[Saved entries]
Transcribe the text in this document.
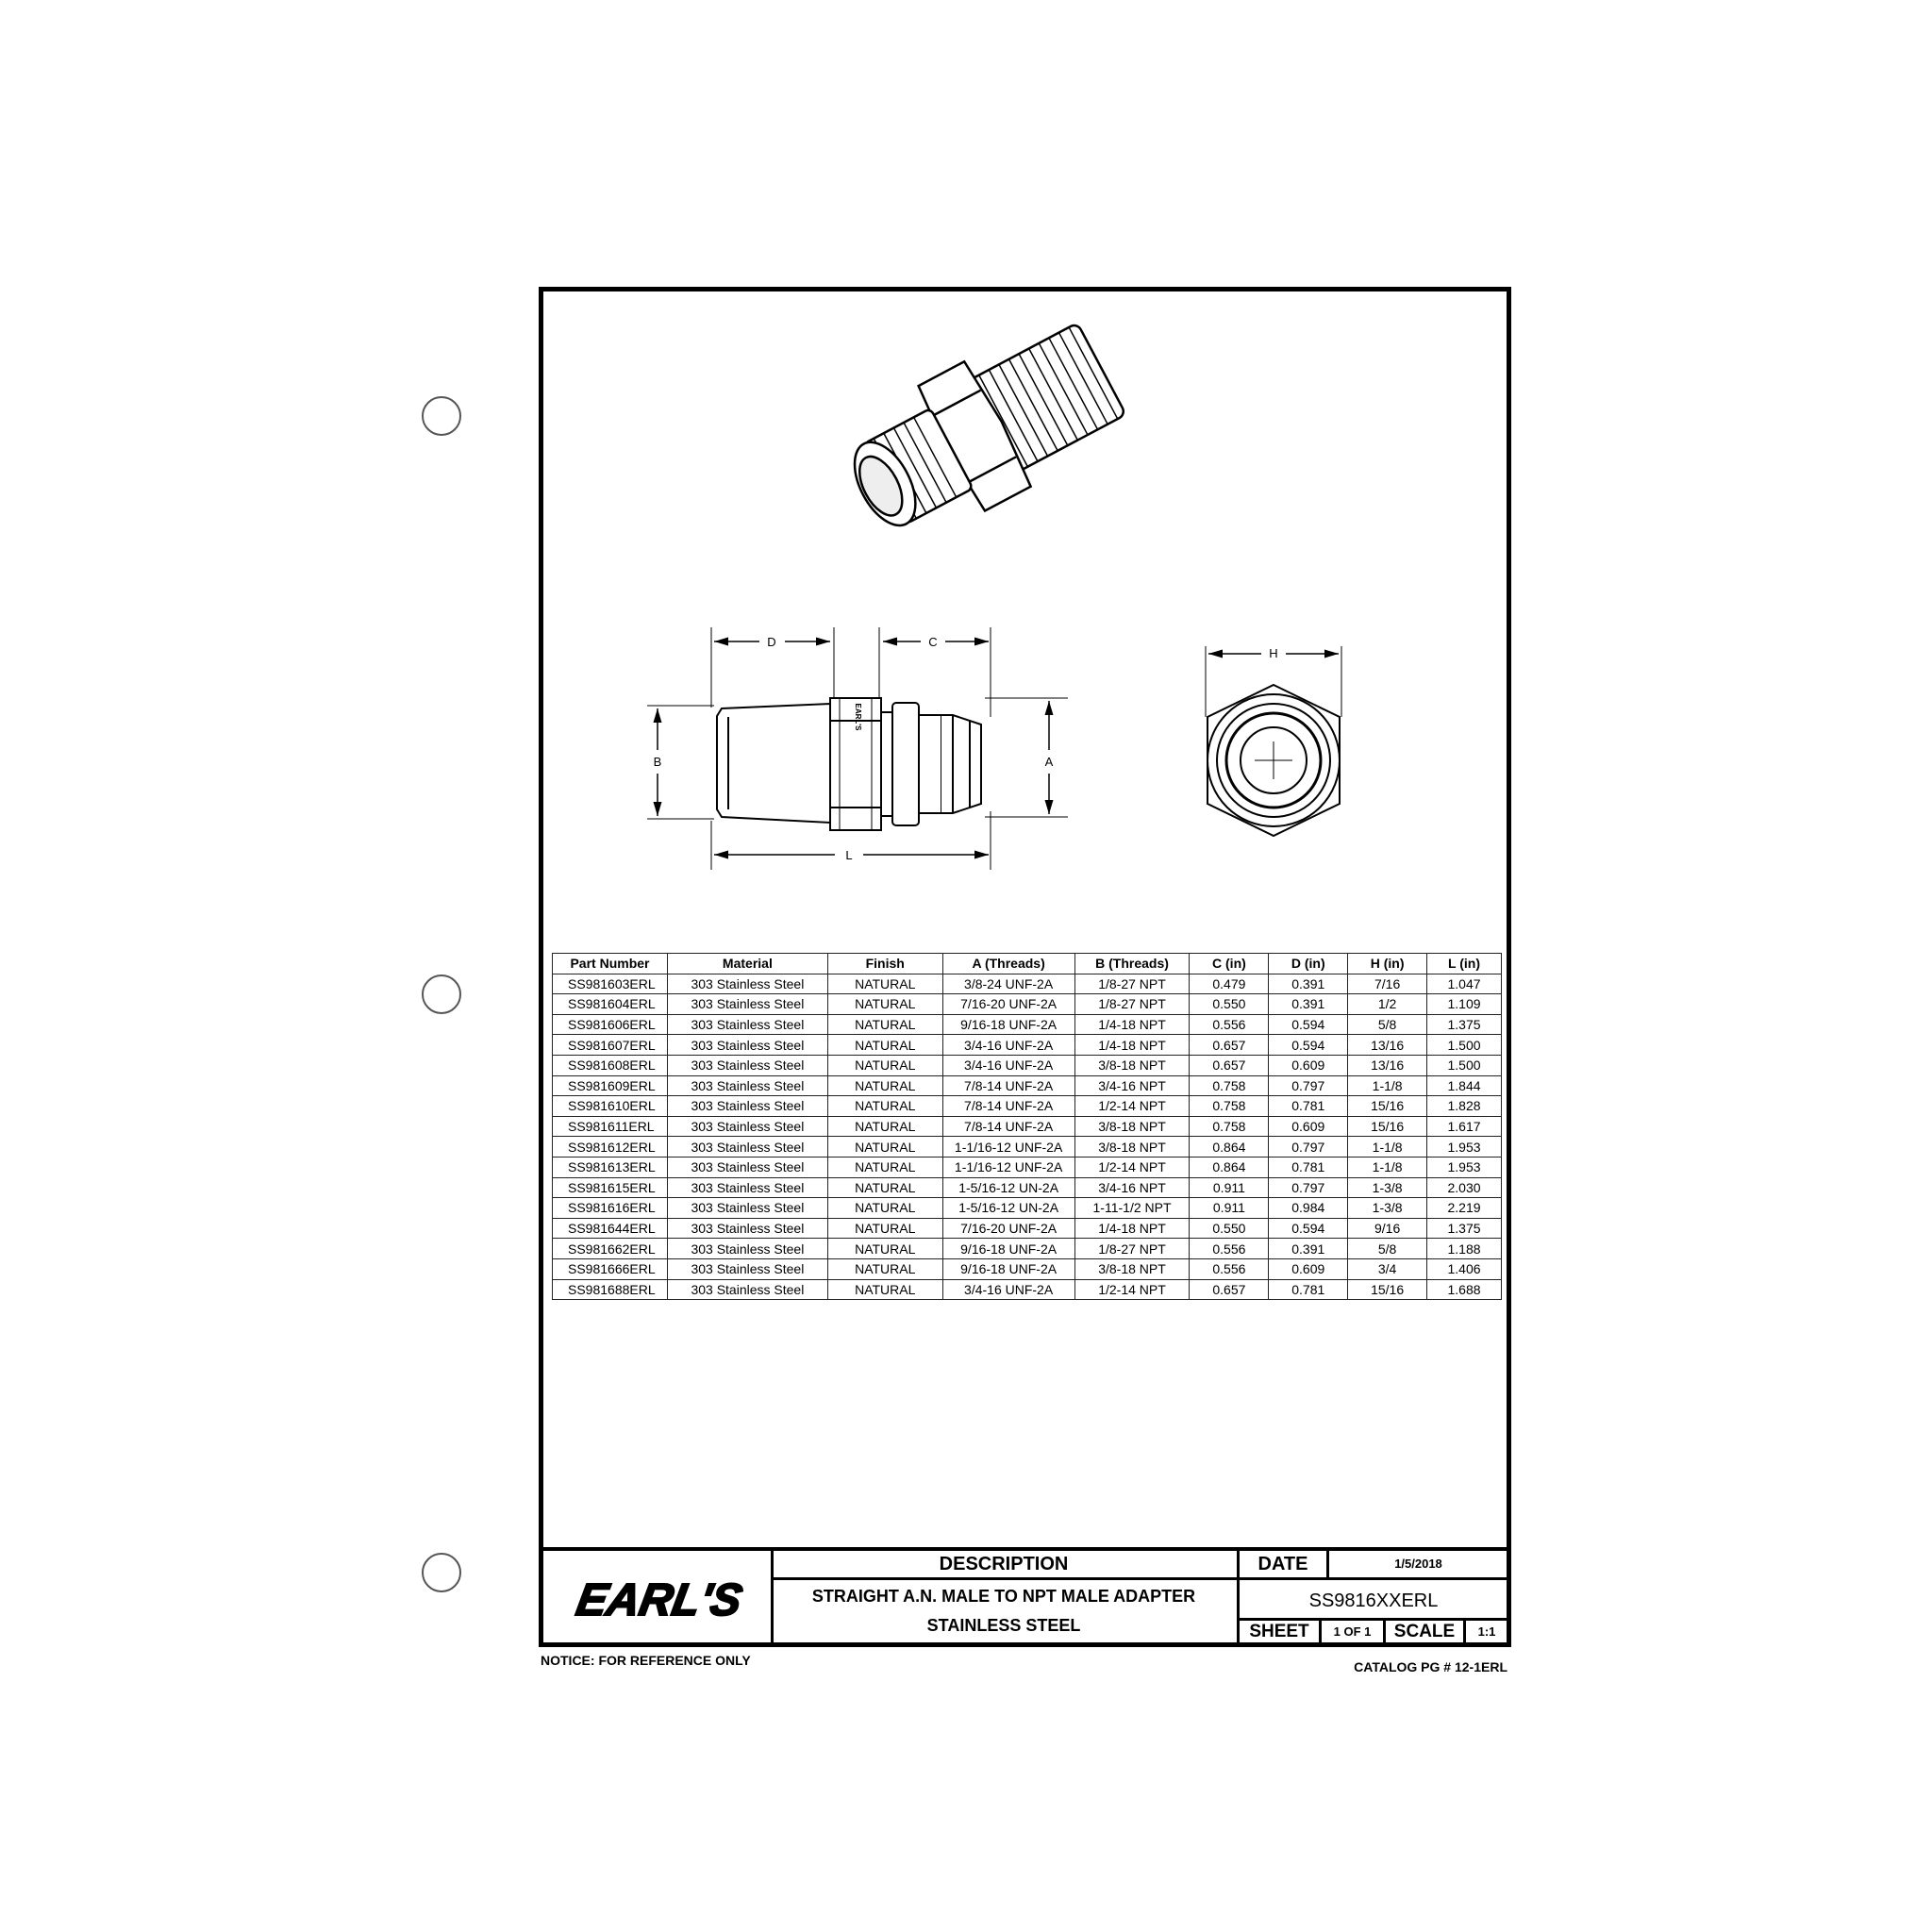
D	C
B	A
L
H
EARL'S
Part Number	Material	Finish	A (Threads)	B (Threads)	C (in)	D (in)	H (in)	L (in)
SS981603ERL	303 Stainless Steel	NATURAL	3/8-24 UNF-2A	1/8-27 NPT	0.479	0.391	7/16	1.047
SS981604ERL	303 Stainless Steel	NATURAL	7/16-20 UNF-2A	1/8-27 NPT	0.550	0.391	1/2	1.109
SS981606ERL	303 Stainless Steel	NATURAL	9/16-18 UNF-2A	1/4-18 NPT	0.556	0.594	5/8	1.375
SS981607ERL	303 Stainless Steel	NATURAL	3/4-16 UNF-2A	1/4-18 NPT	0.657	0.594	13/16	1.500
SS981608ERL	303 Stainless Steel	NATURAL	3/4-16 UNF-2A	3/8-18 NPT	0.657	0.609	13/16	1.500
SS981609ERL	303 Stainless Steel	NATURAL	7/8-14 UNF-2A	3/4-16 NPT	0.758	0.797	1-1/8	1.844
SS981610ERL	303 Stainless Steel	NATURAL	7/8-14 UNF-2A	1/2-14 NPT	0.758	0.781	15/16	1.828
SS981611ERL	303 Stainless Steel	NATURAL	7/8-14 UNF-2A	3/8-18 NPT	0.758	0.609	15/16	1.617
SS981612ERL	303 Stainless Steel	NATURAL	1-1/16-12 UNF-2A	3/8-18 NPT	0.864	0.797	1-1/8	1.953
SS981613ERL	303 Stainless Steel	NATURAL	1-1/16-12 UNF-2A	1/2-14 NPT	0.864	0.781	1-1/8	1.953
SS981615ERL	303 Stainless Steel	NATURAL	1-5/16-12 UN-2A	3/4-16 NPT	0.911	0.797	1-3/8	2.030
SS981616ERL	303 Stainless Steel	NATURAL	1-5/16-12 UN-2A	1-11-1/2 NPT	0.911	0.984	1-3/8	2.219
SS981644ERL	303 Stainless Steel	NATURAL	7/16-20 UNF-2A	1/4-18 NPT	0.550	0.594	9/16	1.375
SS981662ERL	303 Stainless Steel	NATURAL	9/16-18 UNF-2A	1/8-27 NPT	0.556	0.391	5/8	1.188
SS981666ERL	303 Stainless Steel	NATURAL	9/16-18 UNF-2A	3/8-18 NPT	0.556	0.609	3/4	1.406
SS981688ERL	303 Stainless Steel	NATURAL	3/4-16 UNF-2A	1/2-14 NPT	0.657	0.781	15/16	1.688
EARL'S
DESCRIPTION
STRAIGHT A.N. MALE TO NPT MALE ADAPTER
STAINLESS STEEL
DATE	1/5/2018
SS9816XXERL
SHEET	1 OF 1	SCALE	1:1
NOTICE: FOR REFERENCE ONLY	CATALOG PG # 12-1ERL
...
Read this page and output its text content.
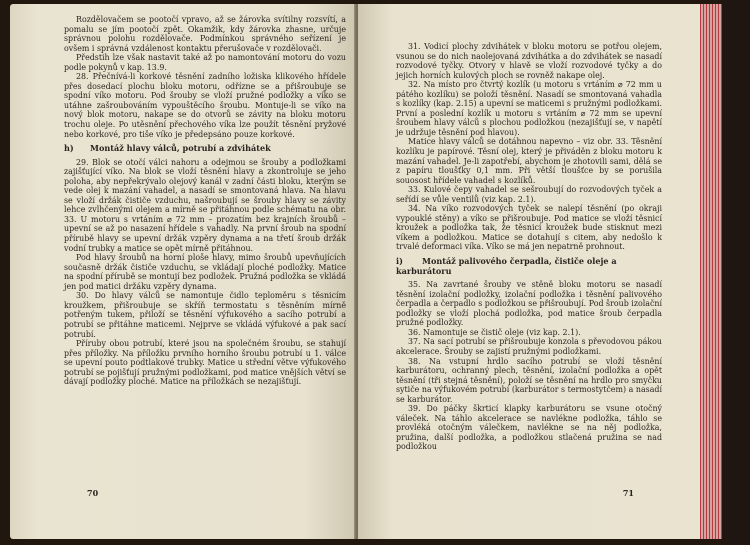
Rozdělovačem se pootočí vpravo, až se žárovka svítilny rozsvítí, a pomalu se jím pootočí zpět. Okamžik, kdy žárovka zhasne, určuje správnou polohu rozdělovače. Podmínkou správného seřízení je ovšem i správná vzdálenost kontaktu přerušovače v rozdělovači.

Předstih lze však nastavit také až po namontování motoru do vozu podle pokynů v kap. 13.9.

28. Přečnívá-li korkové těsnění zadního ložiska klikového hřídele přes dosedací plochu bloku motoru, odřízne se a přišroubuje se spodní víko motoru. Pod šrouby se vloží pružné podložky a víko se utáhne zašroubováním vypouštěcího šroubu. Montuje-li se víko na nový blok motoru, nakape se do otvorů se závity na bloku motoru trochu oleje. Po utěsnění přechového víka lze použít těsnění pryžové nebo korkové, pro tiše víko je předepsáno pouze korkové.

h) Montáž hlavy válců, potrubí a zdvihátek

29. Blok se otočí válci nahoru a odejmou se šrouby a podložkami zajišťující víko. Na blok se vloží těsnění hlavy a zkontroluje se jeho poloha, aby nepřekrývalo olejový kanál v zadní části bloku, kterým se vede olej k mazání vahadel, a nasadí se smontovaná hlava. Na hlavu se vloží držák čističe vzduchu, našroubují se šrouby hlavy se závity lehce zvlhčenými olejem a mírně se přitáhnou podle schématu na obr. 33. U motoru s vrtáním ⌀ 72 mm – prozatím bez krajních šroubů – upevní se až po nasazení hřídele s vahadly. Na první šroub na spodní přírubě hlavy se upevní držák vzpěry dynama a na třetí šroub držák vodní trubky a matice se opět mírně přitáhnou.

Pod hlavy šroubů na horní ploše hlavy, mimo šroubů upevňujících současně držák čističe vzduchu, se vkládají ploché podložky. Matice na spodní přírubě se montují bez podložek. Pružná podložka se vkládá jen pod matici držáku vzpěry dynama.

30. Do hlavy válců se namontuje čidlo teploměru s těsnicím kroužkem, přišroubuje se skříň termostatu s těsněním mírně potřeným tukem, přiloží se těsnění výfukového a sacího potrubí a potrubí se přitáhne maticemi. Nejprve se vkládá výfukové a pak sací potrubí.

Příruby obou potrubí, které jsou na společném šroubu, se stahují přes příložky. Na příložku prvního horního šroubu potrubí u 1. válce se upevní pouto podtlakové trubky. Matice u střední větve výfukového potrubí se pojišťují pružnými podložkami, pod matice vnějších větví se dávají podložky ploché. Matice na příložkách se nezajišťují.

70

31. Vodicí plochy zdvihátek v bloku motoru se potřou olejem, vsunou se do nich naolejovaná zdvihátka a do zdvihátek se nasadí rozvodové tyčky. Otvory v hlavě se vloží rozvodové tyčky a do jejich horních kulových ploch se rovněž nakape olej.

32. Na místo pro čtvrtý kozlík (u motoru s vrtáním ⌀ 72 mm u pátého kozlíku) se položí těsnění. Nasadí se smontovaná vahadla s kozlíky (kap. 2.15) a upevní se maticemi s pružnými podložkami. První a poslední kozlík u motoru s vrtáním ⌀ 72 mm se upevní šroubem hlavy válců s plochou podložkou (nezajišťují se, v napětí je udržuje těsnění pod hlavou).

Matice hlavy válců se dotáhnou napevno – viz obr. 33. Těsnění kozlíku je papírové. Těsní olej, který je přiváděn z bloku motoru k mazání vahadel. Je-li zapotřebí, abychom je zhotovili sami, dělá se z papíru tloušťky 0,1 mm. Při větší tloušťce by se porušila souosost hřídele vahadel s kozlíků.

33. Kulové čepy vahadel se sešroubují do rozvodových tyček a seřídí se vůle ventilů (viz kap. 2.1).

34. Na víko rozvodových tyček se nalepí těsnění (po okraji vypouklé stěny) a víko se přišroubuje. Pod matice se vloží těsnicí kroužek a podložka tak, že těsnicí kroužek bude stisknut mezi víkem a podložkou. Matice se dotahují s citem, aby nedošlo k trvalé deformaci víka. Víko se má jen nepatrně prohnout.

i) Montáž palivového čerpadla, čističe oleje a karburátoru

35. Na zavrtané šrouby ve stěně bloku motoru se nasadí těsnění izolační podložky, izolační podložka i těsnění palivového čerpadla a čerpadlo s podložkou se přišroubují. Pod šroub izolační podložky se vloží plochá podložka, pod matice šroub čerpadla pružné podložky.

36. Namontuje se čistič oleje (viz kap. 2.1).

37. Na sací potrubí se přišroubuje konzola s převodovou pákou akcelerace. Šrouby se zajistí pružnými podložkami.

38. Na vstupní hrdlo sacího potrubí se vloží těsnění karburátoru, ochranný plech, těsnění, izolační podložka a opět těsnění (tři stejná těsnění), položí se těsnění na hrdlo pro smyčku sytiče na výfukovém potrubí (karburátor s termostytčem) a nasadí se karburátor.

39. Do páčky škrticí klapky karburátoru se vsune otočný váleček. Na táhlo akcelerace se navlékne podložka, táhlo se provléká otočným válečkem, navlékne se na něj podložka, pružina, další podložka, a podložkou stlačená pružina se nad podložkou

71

**CHALLENGE:** Work out how many lines of the material above contain the word "potrubí", then give only that figure.

**WRITTEN REPLY:** 5